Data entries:
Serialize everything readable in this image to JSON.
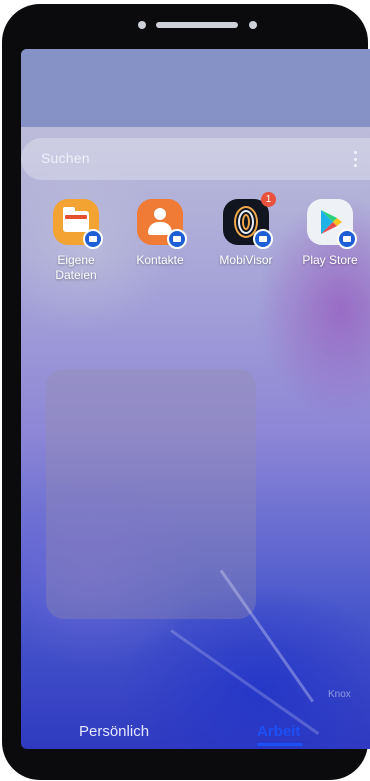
{
  "search": {
    "placeholder": "Suchen"
  },
  "apps": [
    {
      "label_line1": "Eigene",
      "label_line2": "Dateien",
      "icon": "folder-icon",
      "color": "#f3a332"
    },
    {
      "label_line1": "Kontakte",
      "label_line2": "",
      "icon": "contacts-icon",
      "color": "#ef7b36"
    },
    {
      "label_line1": "MobiVisor",
      "label_line2": "",
      "icon": "fingerprint-icon",
      "color": "#10151f",
      "notification_count": "1"
    },
    {
      "label_line1": "Play Store",
      "label_line2": "",
      "icon": "play-store-icon",
      "color": "#eef1f6"
    }
  ],
  "tabs": {
    "personal": "Persönlich",
    "work": "Arbeit",
    "active": "work",
    "active_color": "#1c4ff5"
  },
  "watermark": "Knox"
}
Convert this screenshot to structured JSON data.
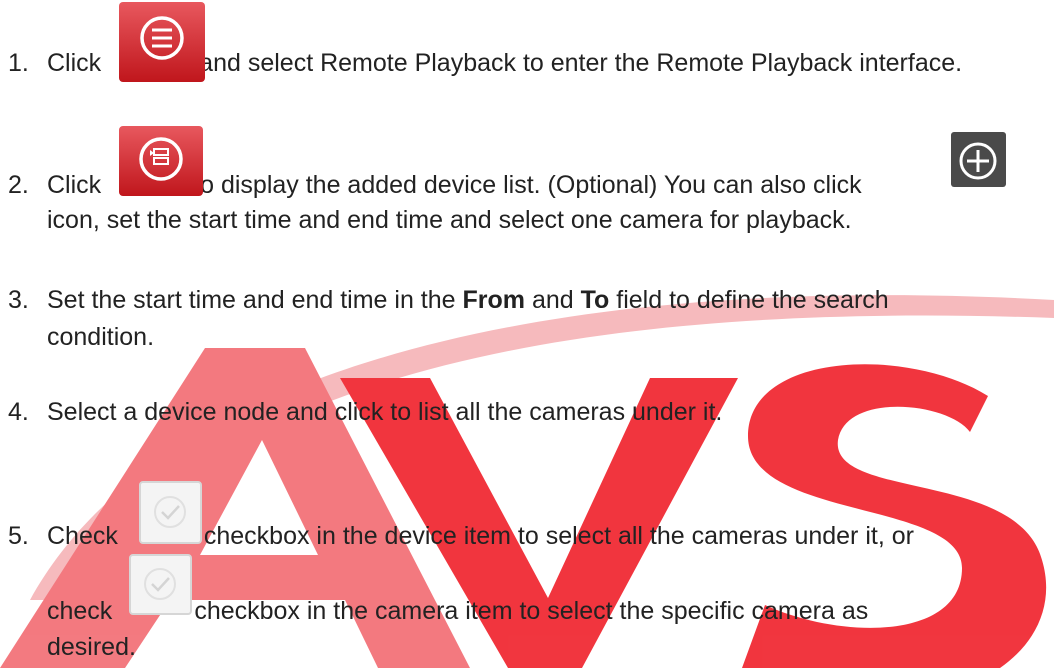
{
  "watermark": {
    "text": "AVS",
    "color": "#f0202a"
  },
  "steps": [
    {
      "num": "1.",
      "before": "Click",
      "after": "and select Remote Playback to enter the Remote Playback interface.",
      "icon": "menu-icon"
    },
    {
      "num": "2.",
      "before": "Click",
      "after": "to display the added device list. (Optional) You can also click",
      "cont": "icon, set the start time and end time and select one camera for playback.",
      "icons": [
        "device-list-icon",
        "add-time-icon"
      ]
    },
    {
      "num": "3.",
      "before": "Set the start time and end time in the",
      "bold1": "From",
      "mid": "and",
      "bold2": "To",
      "after": "field to define the search",
      "cont": "condition."
    },
    {
      "num": "4.",
      "text": "Select a device node and click to list all the cameras under it."
    },
    {
      "num": "5.",
      "before": "Check",
      "after": "checkbox in the device item to select all the cameras under it, or",
      "cont_before": "check",
      "cont_after": "checkbox in the camera item to select the specific camera as",
      "cont2": "desired.",
      "icon": "checkbox-icon"
    }
  ]
}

* [The problem] Transcribe every line in the entries above, taking out only the images.

* [Answer]
Serialize everything readable in this image to JSON.
{
  "search": {
    "placeholder": "Suchen"
  },
  "apps": [
    {
      "label_line1": "Eigene",
      "label_line2": "Dateien",
      "icon": "folder-icon",
      "color": "#f3a332"
    },
    {
      "label_line1": "Kontakte",
      "label_line2": "",
      "icon": "contacts-icon",
      "color": "#ef7b36"
    },
    {
      "label_line1": "MobiVisor",
      "label_line2": "",
      "icon": "fingerprint-icon",
      "color": "#10151f",
      "notification_count": "1"
    },
    {
      "label_line1": "Play Store",
      "label_line2": "",
      "icon": "play-store-icon",
      "color": "#eef1f6"
    }
  ],
  "tabs": {
    "personal": "Persönlich",
    "work": "Arbeit",
    "active": "work",
    "active_color": "#1c4ff5"
  },
  "watermark": "Knox"
}
Convert this screenshot to structured JSON data.
{
  "watermark": {
    "text": "AVS",
    "color": "#f0202a"
  },
  "steps": [
    {
      "num": "1.",
      "before": "Click",
      "after": "and select Remote Playback to enter the Remote Playback interface.",
      "icon": "menu-icon"
    },
    {
      "num": "2.",
      "before": "Click",
      "after": "to display the added device list. (Optional) You can also click",
      "cont": "icon, set the start time and end time and select one camera for playback.",
      "icons": [
        "device-list-icon",
        "add-time-icon"
      ]
    },
    {
      "num": "3.",
      "before": "Set the start time and end time in the",
      "bold1": "From",
      "mid": "and",
      "bold2": "To",
      "after": "field to define the search",
      "cont": "condition."
    },
    {
      "num": "4.",
      "text": "Select a device node and click to list all the cameras under it."
    },
    {
      "num": "5.",
      "before": "Check",
      "after": "checkbox in the device item to select all the cameras under it, or",
      "cont_before": "check",
      "cont_after": "checkbox in the camera item to select the specific camera as",
      "cont2": "desired.",
      "icon": "checkbox-icon"
    }
  ]
}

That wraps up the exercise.